• What you have to do
Gather all lines in the data that hold the string "name".

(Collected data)
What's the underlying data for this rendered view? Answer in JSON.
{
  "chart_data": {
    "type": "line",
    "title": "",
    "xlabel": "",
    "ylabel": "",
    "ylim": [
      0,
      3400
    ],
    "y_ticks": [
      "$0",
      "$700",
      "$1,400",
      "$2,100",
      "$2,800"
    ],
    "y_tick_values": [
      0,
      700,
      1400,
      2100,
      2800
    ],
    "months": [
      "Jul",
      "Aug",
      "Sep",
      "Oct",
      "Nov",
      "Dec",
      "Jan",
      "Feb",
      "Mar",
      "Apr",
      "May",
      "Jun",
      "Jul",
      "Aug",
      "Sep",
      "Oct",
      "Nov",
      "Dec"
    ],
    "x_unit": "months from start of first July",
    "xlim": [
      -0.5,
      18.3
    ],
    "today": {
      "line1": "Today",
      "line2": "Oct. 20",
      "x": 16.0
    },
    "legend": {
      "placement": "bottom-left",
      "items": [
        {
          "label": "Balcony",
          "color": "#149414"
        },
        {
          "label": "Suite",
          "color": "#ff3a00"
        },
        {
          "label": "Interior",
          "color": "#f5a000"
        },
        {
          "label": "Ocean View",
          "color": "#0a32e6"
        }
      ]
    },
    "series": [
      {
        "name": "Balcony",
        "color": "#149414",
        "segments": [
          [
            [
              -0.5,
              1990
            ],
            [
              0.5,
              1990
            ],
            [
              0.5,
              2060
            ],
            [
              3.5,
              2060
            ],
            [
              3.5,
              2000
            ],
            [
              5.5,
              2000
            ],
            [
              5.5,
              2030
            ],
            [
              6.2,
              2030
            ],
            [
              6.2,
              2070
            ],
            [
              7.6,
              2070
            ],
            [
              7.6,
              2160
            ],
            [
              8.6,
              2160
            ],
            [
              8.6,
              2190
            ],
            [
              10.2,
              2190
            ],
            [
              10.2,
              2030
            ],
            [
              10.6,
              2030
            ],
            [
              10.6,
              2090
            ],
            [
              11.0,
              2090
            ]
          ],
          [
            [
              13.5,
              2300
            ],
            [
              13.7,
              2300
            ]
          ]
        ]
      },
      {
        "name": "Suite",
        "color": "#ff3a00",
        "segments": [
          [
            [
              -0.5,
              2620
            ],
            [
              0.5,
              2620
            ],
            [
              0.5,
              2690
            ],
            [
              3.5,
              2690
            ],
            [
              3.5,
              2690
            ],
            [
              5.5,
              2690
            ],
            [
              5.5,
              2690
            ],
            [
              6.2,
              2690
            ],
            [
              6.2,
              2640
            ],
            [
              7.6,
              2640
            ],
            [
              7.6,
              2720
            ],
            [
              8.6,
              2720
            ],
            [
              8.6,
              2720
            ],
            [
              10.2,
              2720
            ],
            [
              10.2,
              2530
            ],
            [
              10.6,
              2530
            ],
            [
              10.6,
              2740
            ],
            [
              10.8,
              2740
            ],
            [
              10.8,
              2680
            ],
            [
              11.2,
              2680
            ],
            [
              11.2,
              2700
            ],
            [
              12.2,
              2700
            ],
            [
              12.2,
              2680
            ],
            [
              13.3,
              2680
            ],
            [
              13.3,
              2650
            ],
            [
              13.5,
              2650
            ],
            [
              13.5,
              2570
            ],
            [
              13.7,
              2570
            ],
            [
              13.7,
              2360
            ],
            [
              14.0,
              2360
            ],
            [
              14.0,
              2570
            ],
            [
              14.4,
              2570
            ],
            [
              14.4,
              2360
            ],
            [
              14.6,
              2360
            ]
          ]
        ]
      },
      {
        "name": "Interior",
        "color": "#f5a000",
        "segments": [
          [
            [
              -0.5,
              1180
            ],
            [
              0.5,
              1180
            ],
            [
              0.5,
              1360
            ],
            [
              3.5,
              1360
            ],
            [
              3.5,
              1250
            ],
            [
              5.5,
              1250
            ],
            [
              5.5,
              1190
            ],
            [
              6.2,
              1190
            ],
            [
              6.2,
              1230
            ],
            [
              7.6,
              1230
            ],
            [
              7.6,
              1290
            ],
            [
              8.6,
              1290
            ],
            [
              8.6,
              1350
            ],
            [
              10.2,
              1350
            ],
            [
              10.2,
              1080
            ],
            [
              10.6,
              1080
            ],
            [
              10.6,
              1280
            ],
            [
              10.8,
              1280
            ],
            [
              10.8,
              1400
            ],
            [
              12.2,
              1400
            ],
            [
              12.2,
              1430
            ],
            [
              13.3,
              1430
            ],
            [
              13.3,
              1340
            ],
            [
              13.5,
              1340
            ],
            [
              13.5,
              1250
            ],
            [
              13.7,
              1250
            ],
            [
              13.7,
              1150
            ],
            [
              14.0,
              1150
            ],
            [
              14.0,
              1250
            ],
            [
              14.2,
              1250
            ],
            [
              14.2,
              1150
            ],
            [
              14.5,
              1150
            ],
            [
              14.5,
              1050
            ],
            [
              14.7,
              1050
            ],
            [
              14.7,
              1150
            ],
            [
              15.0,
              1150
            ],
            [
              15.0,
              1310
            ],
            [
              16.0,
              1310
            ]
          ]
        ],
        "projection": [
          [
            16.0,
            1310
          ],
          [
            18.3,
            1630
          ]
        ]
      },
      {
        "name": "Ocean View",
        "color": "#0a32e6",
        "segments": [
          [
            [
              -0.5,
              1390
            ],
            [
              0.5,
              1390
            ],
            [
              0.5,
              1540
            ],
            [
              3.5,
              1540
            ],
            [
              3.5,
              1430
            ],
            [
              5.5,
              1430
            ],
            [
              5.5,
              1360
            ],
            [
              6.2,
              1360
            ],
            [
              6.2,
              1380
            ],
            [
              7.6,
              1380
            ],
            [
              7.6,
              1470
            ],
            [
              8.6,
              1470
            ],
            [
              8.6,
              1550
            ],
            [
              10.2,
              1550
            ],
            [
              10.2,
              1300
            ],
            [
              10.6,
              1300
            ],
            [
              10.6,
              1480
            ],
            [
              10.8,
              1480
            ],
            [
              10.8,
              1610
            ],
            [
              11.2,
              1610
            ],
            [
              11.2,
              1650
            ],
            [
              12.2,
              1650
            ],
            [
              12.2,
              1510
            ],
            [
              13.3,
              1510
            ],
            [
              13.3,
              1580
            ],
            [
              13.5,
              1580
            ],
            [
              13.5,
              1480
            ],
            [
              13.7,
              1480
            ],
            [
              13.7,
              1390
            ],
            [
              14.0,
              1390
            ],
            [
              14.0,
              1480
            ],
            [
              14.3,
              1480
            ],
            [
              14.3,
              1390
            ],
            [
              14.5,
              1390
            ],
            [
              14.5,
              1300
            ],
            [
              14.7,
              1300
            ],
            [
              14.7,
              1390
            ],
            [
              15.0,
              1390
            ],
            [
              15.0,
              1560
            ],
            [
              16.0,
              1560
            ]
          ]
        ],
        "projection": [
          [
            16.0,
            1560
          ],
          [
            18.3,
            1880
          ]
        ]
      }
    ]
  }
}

• Correct response
        "name": "Balcony",
        "name": "Suite",
        "name": "Interior",
        "name": "Ocean View",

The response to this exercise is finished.